▸ Work required: Print the listing in its entirety and exactly, leaving out images.

▸ Given data:

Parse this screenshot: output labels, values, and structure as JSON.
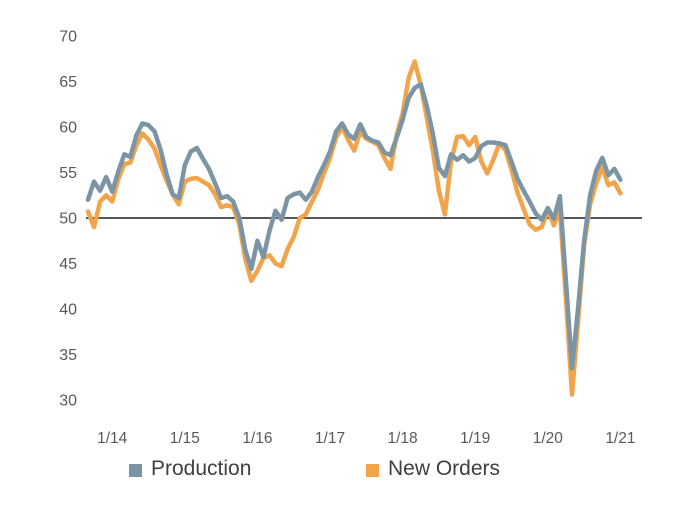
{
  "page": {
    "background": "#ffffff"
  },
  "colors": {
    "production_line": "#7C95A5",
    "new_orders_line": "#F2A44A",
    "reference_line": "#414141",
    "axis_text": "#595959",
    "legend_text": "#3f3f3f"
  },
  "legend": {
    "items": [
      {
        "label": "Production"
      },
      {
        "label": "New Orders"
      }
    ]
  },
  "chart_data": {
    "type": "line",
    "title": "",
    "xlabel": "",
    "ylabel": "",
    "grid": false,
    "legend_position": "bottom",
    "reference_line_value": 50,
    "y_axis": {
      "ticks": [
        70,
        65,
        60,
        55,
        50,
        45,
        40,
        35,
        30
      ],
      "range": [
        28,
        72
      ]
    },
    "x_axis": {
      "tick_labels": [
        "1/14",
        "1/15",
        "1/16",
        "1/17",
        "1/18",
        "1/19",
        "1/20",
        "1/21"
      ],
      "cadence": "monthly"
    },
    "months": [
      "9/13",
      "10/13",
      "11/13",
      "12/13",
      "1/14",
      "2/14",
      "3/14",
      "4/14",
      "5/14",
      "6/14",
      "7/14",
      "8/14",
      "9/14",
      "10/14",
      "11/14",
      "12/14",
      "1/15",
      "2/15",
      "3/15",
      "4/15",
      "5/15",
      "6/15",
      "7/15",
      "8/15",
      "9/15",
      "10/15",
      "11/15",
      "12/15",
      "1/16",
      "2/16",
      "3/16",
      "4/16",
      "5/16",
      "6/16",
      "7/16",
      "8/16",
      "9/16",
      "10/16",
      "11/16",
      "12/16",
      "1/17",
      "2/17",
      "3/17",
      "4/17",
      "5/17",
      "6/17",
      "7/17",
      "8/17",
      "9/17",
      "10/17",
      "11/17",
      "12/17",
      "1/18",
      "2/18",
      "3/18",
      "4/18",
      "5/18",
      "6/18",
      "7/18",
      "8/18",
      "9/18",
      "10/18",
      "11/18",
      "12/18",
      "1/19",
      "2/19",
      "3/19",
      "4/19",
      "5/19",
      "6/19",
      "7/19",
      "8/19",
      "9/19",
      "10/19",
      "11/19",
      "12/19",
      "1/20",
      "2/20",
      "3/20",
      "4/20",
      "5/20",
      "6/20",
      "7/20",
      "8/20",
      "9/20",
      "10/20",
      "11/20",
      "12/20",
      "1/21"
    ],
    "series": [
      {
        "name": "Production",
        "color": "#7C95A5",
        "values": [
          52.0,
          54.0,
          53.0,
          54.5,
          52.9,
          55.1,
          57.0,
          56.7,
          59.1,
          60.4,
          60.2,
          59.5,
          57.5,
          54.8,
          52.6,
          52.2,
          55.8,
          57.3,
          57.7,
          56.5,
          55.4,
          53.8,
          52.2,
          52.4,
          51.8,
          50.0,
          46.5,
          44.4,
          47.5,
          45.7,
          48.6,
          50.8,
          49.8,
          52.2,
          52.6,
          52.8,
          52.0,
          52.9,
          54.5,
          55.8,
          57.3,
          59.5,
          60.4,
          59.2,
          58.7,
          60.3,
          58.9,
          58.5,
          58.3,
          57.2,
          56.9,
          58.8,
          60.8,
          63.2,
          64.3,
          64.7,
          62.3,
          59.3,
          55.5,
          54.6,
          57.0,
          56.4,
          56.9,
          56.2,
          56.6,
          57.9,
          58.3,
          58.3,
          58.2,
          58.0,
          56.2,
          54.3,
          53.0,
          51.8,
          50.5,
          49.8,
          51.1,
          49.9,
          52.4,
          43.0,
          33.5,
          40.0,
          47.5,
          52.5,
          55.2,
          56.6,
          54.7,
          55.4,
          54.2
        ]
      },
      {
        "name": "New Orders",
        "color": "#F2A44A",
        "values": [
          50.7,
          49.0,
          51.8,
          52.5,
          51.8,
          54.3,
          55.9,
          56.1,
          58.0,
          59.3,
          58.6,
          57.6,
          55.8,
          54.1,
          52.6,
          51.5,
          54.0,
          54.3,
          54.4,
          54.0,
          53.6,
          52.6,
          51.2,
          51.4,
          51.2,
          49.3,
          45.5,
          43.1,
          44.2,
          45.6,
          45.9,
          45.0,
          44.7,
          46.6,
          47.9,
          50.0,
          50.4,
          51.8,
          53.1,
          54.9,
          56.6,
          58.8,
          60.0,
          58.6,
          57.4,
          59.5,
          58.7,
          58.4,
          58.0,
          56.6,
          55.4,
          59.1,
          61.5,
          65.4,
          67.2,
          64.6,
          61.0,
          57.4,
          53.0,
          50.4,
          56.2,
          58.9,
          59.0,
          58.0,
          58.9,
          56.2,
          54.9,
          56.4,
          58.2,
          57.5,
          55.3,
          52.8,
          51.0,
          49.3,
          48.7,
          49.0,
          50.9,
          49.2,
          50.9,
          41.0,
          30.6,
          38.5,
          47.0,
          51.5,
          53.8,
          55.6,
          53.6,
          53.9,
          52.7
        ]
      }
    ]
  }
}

▸ Result of the exercise:
Parse this screenshot: output labels, values, and structure as JSON.
{
  "page": {
    "background": "#ffffff"
  },
  "colors": {
    "production_line": "#7C95A5",
    "new_orders_line": "#F2A44A",
    "reference_line": "#414141",
    "axis_text": "#595959",
    "legend_text": "#3f3f3f"
  },
  "legend": {
    "items": [
      {
        "label": "Production"
      },
      {
        "label": "New Orders"
      }
    ]
  },
  "chart_data": {
    "type": "line",
    "title": "",
    "xlabel": "",
    "ylabel": "",
    "grid": false,
    "legend_position": "bottom",
    "reference_line_value": 50,
    "y_axis": {
      "ticks": [
        70,
        65,
        60,
        55,
        50,
        45,
        40,
        35,
        30
      ],
      "range": [
        28,
        72
      ]
    },
    "x_axis": {
      "tick_labels": [
        "1/14",
        "1/15",
        "1/16",
        "1/17",
        "1/18",
        "1/19",
        "1/20",
        "1/21"
      ],
      "cadence": "monthly"
    },
    "months": [
      "9/13",
      "10/13",
      "11/13",
      "12/13",
      "1/14",
      "2/14",
      "3/14",
      "4/14",
      "5/14",
      "6/14",
      "7/14",
      "8/14",
      "9/14",
      "10/14",
      "11/14",
      "12/14",
      "1/15",
      "2/15",
      "3/15",
      "4/15",
      "5/15",
      "6/15",
      "7/15",
      "8/15",
      "9/15",
      "10/15",
      "11/15",
      "12/15",
      "1/16",
      "2/16",
      "3/16",
      "4/16",
      "5/16",
      "6/16",
      "7/16",
      "8/16",
      "9/16",
      "10/16",
      "11/16",
      "12/16",
      "1/17",
      "2/17",
      "3/17",
      "4/17",
      "5/17",
      "6/17",
      "7/17",
      "8/17",
      "9/17",
      "10/17",
      "11/17",
      "12/17",
      "1/18",
      "2/18",
      "3/18",
      "4/18",
      "5/18",
      "6/18",
      "7/18",
      "8/18",
      "9/18",
      "10/18",
      "11/18",
      "12/18",
      "1/19",
      "2/19",
      "3/19",
      "4/19",
      "5/19",
      "6/19",
      "7/19",
      "8/19",
      "9/19",
      "10/19",
      "11/19",
      "12/19",
      "1/20",
      "2/20",
      "3/20",
      "4/20",
      "5/20",
      "6/20",
      "7/20",
      "8/20",
      "9/20",
      "10/20",
      "11/20",
      "12/20",
      "1/21"
    ],
    "series": [
      {
        "name": "Production",
        "color": "#7C95A5",
        "values": [
          52.0,
          54.0,
          53.0,
          54.5,
          52.9,
          55.1,
          57.0,
          56.7,
          59.1,
          60.4,
          60.2,
          59.5,
          57.5,
          54.8,
          52.6,
          52.2,
          55.8,
          57.3,
          57.7,
          56.5,
          55.4,
          53.8,
          52.2,
          52.4,
          51.8,
          50.0,
          46.5,
          44.4,
          47.5,
          45.7,
          48.6,
          50.8,
          49.8,
          52.2,
          52.6,
          52.8,
          52.0,
          52.9,
          54.5,
          55.8,
          57.3,
          59.5,
          60.4,
          59.2,
          58.7,
          60.3,
          58.9,
          58.5,
          58.3,
          57.2,
          56.9,
          58.8,
          60.8,
          63.2,
          64.3,
          64.7,
          62.3,
          59.3,
          55.5,
          54.6,
          57.0,
          56.4,
          56.9,
          56.2,
          56.6,
          57.9,
          58.3,
          58.3,
          58.2,
          58.0,
          56.2,
          54.3,
          53.0,
          51.8,
          50.5,
          49.8,
          51.1,
          49.9,
          52.4,
          43.0,
          33.5,
          40.0,
          47.5,
          52.5,
          55.2,
          56.6,
          54.7,
          55.4,
          54.2
        ]
      },
      {
        "name": "New Orders",
        "color": "#F2A44A",
        "values": [
          50.7,
          49.0,
          51.8,
          52.5,
          51.8,
          54.3,
          55.9,
          56.1,
          58.0,
          59.3,
          58.6,
          57.6,
          55.8,
          54.1,
          52.6,
          51.5,
          54.0,
          54.3,
          54.4,
          54.0,
          53.6,
          52.6,
          51.2,
          51.4,
          51.2,
          49.3,
          45.5,
          43.1,
          44.2,
          45.6,
          45.9,
          45.0,
          44.7,
          46.6,
          47.9,
          50.0,
          50.4,
          51.8,
          53.1,
          54.9,
          56.6,
          58.8,
          60.0,
          58.6,
          57.4,
          59.5,
          58.7,
          58.4,
          58.0,
          56.6,
          55.4,
          59.1,
          61.5,
          65.4,
          67.2,
          64.6,
          61.0,
          57.4,
          53.0,
          50.4,
          56.2,
          58.9,
          59.0,
          58.0,
          58.9,
          56.2,
          54.9,
          56.4,
          58.2,
          57.5,
          55.3,
          52.8,
          51.0,
          49.3,
          48.7,
          49.0,
          50.9,
          49.2,
          50.9,
          41.0,
          30.6,
          38.5,
          47.0,
          51.5,
          53.8,
          55.6,
          53.6,
          53.9,
          52.7
        ]
      }
    ]
  }
}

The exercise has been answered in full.